> **Given records**
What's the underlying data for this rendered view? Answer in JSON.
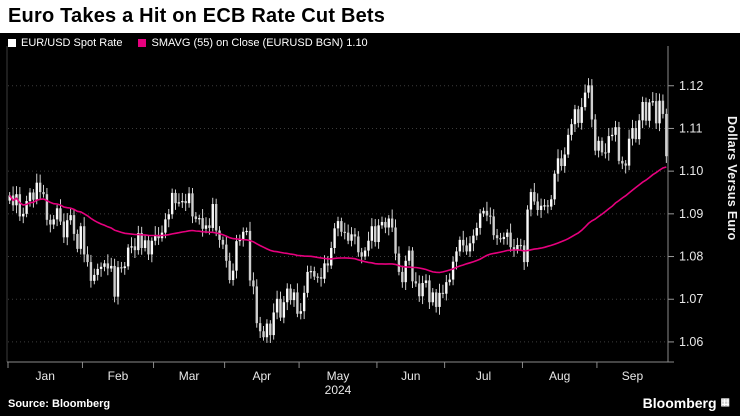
{
  "header": {
    "title": "Euro Takes a Hit on ECB Rate Cut Bets"
  },
  "legend": {
    "items": [
      {
        "label": "EUR/USD Spot Rate",
        "color": "#ffffff"
      },
      {
        "label": "SMAVG (55)  on Close (EURUSD BGN) 1.10",
        "color": "#e6007e"
      }
    ]
  },
  "right_axis_title": "Dollars Versus Euro",
  "footer": {
    "source": "Source: Bloomberg",
    "logo": "Bloomberg"
  },
  "chart_data": {
    "type": "candlestick",
    "title": "Euro Takes a Hit on ECB Rate Cut Bets",
    "ylabel": "Dollars Versus Euro",
    "grid": "horizontal-dotted",
    "legend_position": "top-left",
    "y_ticks": [
      1.06,
      1.07,
      1.08,
      1.09,
      1.1,
      1.11,
      1.12
    ],
    "ylim": [
      1.0553,
      1.1265
    ],
    "x_axis": {
      "year": "2024",
      "months": [
        "Jan",
        "Feb",
        "Mar",
        "Apr",
        "May",
        "Jun",
        "Jul",
        "Aug",
        "Sep"
      ],
      "month_boundaries": [
        0,
        22,
        43,
        64,
        86,
        109,
        129,
        152,
        174,
        195
      ]
    },
    "series": [
      {
        "name": "EUR/USD Spot Rate",
        "type": "ohlc-candles",
        "color": "#f2f2f2",
        "closes": [
          1.0943,
          1.092,
          1.0946,
          1.0894,
          1.09,
          1.093,
          1.095,
          1.0933,
          1.0973,
          1.0951,
          1.0946,
          1.0886,
          1.0875,
          1.0887,
          1.0913,
          1.0882,
          1.0845,
          1.0885,
          1.0897,
          1.0853,
          1.0818,
          1.0871,
          1.0805,
          1.0787,
          1.0743,
          1.0757,
          1.0771,
          1.0776,
          1.0784,
          1.0772,
          1.0778,
          1.0706,
          1.0775,
          1.0773,
          1.0777,
          1.0821,
          1.0824,
          1.0815,
          1.0855,
          1.082,
          1.0838,
          1.0805,
          1.0837,
          1.085,
          1.0843,
          1.0856,
          1.0887,
          1.0899,
          1.0949,
          1.0925,
          1.0927,
          1.093,
          1.0925,
          1.0948,
          1.0894,
          1.0888,
          1.089,
          1.0865,
          1.0873,
          1.0867,
          1.0923,
          1.0861,
          1.0839,
          1.0828,
          1.079,
          1.0745,
          1.0767,
          1.0836,
          1.0839,
          1.0858,
          1.086,
          1.0744,
          1.073,
          1.0644,
          1.0625,
          1.0611,
          1.0643,
          1.0616,
          1.0669,
          1.0701,
          1.0657,
          1.0693,
          1.0725,
          1.0698,
          1.0716,
          1.0666,
          1.0672,
          1.0715,
          1.0764,
          1.0766,
          1.0753,
          1.0752,
          1.0748,
          1.0784,
          1.0779,
          1.082,
          1.0866,
          1.0883,
          1.0858,
          1.0856,
          1.0837,
          1.0852,
          1.0847,
          1.081,
          1.08,
          1.0814,
          1.0837,
          1.0871,
          1.0834,
          1.0873,
          1.0881,
          1.0868,
          1.0889,
          1.0868,
          1.0807,
          1.0764,
          1.074,
          1.079,
          1.0814,
          1.0742,
          1.0737,
          1.0707,
          1.0738,
          1.0744,
          1.0693,
          1.0716,
          1.0682,
          1.0715,
          1.0713,
          1.074,
          1.0746,
          1.0788,
          1.0812,
          1.0839,
          1.0826,
          1.0812,
          1.0831,
          1.0849,
          1.0867,
          1.0901,
          1.0907,
          1.0896,
          1.0894,
          1.085,
          1.0843,
          1.0841,
          1.0846,
          1.0856,
          1.0822,
          1.0815,
          1.0827,
          1.0826,
          1.0787,
          1.091,
          1.0951,
          1.0929,
          1.0909,
          1.0919,
          1.092,
          1.0917,
          1.0934,
          1.0994,
          1.103,
          1.1012,
          1.1039,
          1.1085,
          1.111,
          1.1145,
          1.1113,
          1.115,
          1.1184,
          1.1201,
          1.1121,
          1.1048,
          1.1071,
          1.1044,
          1.1043,
          1.1082,
          1.1085,
          1.1103,
          1.1024,
          1.1018,
          1.1013,
          1.1076,
          1.1101,
          1.1075,
          1.1119,
          1.1162,
          1.1118,
          1.1161,
          1.1164,
          1.1112,
          1.1165,
          1.1134,
          1.1035
        ]
      },
      {
        "name": "SMAVG (55) on Close (EURUSD BGN)",
        "type": "sma-line",
        "color": "#e6007e",
        "window": 55,
        "last_value": 1.1
      }
    ]
  }
}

> **Given instruction**
Without the pictures, write out all of the material exactly.

> **Solution to the problem**
What's the underlying data for this rendered view? Answer in JSON.
{
  "header": {
    "title": "Euro Takes a Hit on ECB Rate Cut Bets"
  },
  "legend": {
    "items": [
      {
        "label": "EUR/USD Spot Rate",
        "color": "#ffffff"
      },
      {
        "label": "SMAVG (55)  on Close (EURUSD BGN) 1.10",
        "color": "#e6007e"
      }
    ]
  },
  "right_axis_title": "Dollars Versus Euro",
  "footer": {
    "source": "Source: Bloomberg",
    "logo": "Bloomberg"
  },
  "chart_data": {
    "type": "candlestick",
    "title": "Euro Takes a Hit on ECB Rate Cut Bets",
    "ylabel": "Dollars Versus Euro",
    "grid": "horizontal-dotted",
    "legend_position": "top-left",
    "y_ticks": [
      1.06,
      1.07,
      1.08,
      1.09,
      1.1,
      1.11,
      1.12
    ],
    "ylim": [
      1.0553,
      1.1265
    ],
    "x_axis": {
      "year": "2024",
      "months": [
        "Jan",
        "Feb",
        "Mar",
        "Apr",
        "May",
        "Jun",
        "Jul",
        "Aug",
        "Sep"
      ],
      "month_boundaries": [
        0,
        22,
        43,
        64,
        86,
        109,
        129,
        152,
        174,
        195
      ]
    },
    "series": [
      {
        "name": "EUR/USD Spot Rate",
        "type": "ohlc-candles",
        "color": "#f2f2f2",
        "closes": [
          1.0943,
          1.092,
          1.0946,
          1.0894,
          1.09,
          1.093,
          1.095,
          1.0933,
          1.0973,
          1.0951,
          1.0946,
          1.0886,
          1.0875,
          1.0887,
          1.0913,
          1.0882,
          1.0845,
          1.0885,
          1.0897,
          1.0853,
          1.0818,
          1.0871,
          1.0805,
          1.0787,
          1.0743,
          1.0757,
          1.0771,
          1.0776,
          1.0784,
          1.0772,
          1.0778,
          1.0706,
          1.0775,
          1.0773,
          1.0777,
          1.0821,
          1.0824,
          1.0815,
          1.0855,
          1.082,
          1.0838,
          1.0805,
          1.0837,
          1.085,
          1.0843,
          1.0856,
          1.0887,
          1.0899,
          1.0949,
          1.0925,
          1.0927,
          1.093,
          1.0925,
          1.0948,
          1.0894,
          1.0888,
          1.089,
          1.0865,
          1.0873,
          1.0867,
          1.0923,
          1.0861,
          1.0839,
          1.0828,
          1.079,
          1.0745,
          1.0767,
          1.0836,
          1.0839,
          1.0858,
          1.086,
          1.0744,
          1.073,
          1.0644,
          1.0625,
          1.0611,
          1.0643,
          1.0616,
          1.0669,
          1.0701,
          1.0657,
          1.0693,
          1.0725,
          1.0698,
          1.0716,
          1.0666,
          1.0672,
          1.0715,
          1.0764,
          1.0766,
          1.0753,
          1.0752,
          1.0748,
          1.0784,
          1.0779,
          1.082,
          1.0866,
          1.0883,
          1.0858,
          1.0856,
          1.0837,
          1.0852,
          1.0847,
          1.081,
          1.08,
          1.0814,
          1.0837,
          1.0871,
          1.0834,
          1.0873,
          1.0881,
          1.0868,
          1.0889,
          1.0868,
          1.0807,
          1.0764,
          1.074,
          1.079,
          1.0814,
          1.0742,
          1.0737,
          1.0707,
          1.0738,
          1.0744,
          1.0693,
          1.0716,
          1.0682,
          1.0715,
          1.0713,
          1.074,
          1.0746,
          1.0788,
          1.0812,
          1.0839,
          1.0826,
          1.0812,
          1.0831,
          1.0849,
          1.0867,
          1.0901,
          1.0907,
          1.0896,
          1.0894,
          1.085,
          1.0843,
          1.0841,
          1.0846,
          1.0856,
          1.0822,
          1.0815,
          1.0827,
          1.0826,
          1.0787,
          1.091,
          1.0951,
          1.0929,
          1.0909,
          1.0919,
          1.092,
          1.0917,
          1.0934,
          1.0994,
          1.103,
          1.1012,
          1.1039,
          1.1085,
          1.111,
          1.1145,
          1.1113,
          1.115,
          1.1184,
          1.1201,
          1.1121,
          1.1048,
          1.1071,
          1.1044,
          1.1043,
          1.1082,
          1.1085,
          1.1103,
          1.1024,
          1.1018,
          1.1013,
          1.1076,
          1.1101,
          1.1075,
          1.1119,
          1.1162,
          1.1118,
          1.1161,
          1.1164,
          1.1112,
          1.1165,
          1.1134,
          1.1035
        ]
      },
      {
        "name": "SMAVG (55) on Close (EURUSD BGN)",
        "type": "sma-line",
        "color": "#e6007e",
        "window": 55,
        "last_value": 1.1
      }
    ]
  }
}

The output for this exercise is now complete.